Go line by line through the entries below and copy those containing the string "voor".

(App and web page records)
::::
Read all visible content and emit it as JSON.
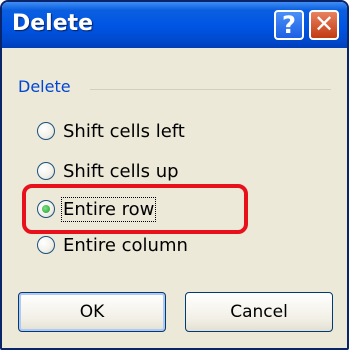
{
  "window": {
    "title": "Delete",
    "help_glyph": "?",
    "close_glyph": "✕"
  },
  "group": {
    "legend": "Delete"
  },
  "options": [
    {
      "label": "Shift cells left",
      "selected": false
    },
    {
      "label": "Shift cells up",
      "selected": false
    },
    {
      "label": "Entire row",
      "selected": true
    },
    {
      "label": "Entire column",
      "selected": false
    }
  ],
  "buttons": {
    "ok": "OK",
    "cancel": "Cancel"
  },
  "colors": {
    "title_bar": "#0054e3",
    "accent_text": "#0046d5",
    "highlight": "#e8101a",
    "dialog_bg": "#ece9d8"
  }
}
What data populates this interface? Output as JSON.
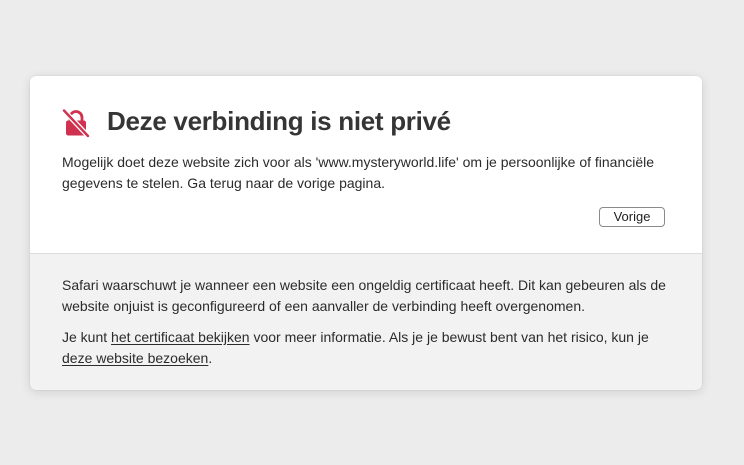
{
  "colors": {
    "page_background": "#ececec",
    "card_top": "#ffffff",
    "card_bottom": "#f2f2f2",
    "warning_icon": "#d0314f"
  },
  "warning": {
    "icon": "broken-lock-icon",
    "title": "Deze verbinding is niet privé",
    "description": "Mogelijk doet deze website zich voor als 'www.mysteryworld.life' om je persoonlijke of financiële gegevens te stelen. Ga terug naar de vorige pagina.",
    "back_button": "Vorige"
  },
  "details": {
    "paragraph1": "Safari waarschuwt je wanneer een website een ongeldig certificaat heeft. Dit kan gebeuren als de website onjuist is geconfigureerd of een aanvaller de verbinding heeft overgenomen.",
    "p2_before": "Je kunt ",
    "view_certificate_link": "het certificaat bekijken",
    "p2_middle": " voor meer informatie. Als je je bewust bent van het risico, kun je ",
    "visit_website_link": "deze website bezoeken",
    "p2_after": "."
  }
}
::::
• _OUTPUT FOR THIS EXERCISE_
    "description": "Mogelijk doet deze website zich voor als 'www.mysteryworld.life' om je persoonlijke of financiële gegevens te stelen. Ga terug naar de vorige pagina.",
    "p2_middle": " voor meer informatie. Als je je bewust bent van het risico, kun je ",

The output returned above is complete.